* begin ITEMS *
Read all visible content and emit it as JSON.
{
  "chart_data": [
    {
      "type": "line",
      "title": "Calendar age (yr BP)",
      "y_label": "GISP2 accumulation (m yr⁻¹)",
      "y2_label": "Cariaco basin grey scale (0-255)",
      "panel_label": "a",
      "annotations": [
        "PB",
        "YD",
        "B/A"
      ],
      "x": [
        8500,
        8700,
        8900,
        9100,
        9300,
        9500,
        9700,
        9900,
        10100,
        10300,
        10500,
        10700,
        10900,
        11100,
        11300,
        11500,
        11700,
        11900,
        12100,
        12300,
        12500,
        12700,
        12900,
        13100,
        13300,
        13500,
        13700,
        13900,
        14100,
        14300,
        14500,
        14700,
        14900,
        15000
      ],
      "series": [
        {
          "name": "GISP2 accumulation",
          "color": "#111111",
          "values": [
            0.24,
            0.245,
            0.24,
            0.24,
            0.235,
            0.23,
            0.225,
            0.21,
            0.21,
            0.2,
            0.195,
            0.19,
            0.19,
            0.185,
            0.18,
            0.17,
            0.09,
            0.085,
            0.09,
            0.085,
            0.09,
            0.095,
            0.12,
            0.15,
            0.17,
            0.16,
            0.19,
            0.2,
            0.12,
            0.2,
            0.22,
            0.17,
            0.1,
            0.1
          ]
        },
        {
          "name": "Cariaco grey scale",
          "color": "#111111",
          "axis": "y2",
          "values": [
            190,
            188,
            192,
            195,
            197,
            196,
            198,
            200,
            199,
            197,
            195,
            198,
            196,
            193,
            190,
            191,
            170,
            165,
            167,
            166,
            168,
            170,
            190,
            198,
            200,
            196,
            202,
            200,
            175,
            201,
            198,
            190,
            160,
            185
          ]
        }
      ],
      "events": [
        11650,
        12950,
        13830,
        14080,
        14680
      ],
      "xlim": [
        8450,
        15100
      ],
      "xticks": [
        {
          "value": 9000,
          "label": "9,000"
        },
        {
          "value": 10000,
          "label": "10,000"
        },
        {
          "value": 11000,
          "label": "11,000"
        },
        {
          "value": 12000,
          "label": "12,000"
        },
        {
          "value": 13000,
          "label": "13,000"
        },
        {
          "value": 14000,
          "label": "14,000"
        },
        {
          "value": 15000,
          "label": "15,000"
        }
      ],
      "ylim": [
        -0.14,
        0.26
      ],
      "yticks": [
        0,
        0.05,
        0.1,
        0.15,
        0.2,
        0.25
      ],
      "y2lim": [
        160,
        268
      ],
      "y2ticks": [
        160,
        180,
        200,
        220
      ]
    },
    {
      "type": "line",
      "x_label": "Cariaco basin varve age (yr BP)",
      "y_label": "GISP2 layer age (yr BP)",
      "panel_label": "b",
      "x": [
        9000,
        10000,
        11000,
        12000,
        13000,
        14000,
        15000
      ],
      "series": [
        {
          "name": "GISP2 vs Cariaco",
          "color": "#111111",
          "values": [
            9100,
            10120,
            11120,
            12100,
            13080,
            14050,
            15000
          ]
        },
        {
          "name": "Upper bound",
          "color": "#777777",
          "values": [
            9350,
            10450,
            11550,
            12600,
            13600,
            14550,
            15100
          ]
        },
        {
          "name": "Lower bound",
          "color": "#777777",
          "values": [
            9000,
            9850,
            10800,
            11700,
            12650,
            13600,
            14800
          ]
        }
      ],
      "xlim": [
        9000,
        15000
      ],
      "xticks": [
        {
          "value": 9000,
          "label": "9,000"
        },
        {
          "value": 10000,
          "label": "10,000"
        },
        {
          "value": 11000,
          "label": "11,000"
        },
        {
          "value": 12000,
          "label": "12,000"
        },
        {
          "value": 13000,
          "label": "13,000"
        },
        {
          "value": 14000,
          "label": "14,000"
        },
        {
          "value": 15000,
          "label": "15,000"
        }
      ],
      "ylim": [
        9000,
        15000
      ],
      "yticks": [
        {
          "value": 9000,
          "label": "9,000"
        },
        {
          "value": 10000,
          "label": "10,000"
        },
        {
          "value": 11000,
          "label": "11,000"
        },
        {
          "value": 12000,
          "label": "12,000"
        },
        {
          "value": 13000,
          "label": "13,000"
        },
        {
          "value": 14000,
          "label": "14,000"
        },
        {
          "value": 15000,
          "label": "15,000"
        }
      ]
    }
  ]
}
* end ITEMS *
* begin ITEMS *
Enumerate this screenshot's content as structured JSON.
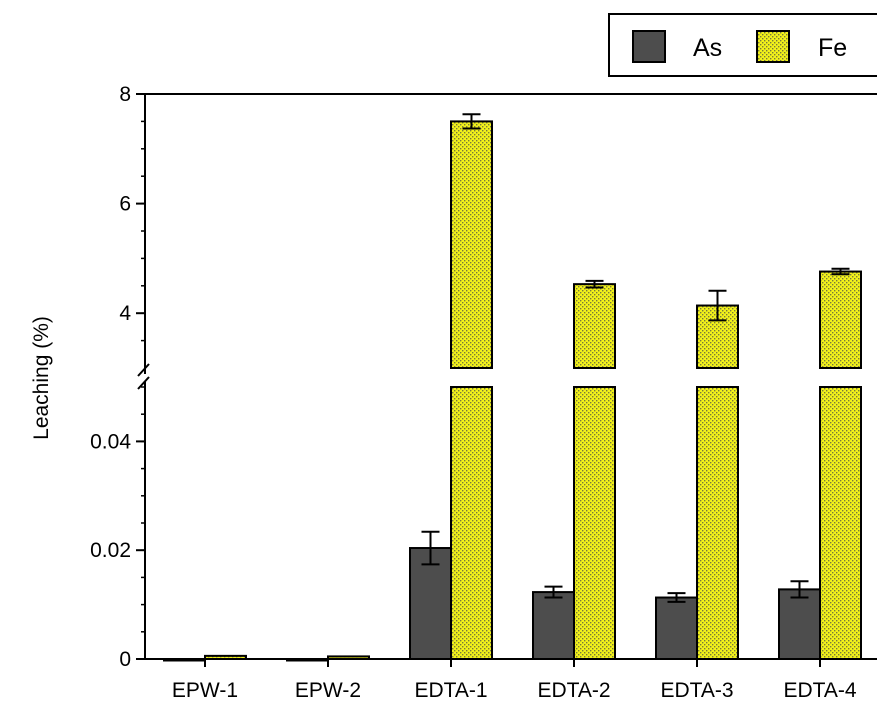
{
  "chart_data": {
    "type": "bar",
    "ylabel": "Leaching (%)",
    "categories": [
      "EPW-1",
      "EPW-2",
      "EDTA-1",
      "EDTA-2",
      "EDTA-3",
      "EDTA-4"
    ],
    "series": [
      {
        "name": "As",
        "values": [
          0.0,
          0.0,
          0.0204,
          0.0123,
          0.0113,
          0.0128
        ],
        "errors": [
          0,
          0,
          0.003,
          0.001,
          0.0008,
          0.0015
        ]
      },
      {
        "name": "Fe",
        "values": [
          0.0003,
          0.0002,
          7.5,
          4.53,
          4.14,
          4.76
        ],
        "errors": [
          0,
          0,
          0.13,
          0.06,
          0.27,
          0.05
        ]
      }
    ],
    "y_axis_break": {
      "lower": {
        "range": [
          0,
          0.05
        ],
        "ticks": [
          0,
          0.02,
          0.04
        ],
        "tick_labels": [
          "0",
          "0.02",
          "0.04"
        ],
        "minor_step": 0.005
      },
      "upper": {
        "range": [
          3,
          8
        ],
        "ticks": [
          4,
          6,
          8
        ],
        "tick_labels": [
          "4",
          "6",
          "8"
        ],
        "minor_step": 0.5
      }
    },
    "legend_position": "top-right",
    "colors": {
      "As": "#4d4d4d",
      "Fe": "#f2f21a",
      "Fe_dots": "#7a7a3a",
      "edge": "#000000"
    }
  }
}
* end ITEMS *
## TASK DETAILS
Search the listing above for the string "scale". Copy every line that contains it.

## SOLUTION TO THE EXERCISE
      "y2_label": "Cariaco basin grey scale (0-255)",
          "name": "Cariaco grey scale",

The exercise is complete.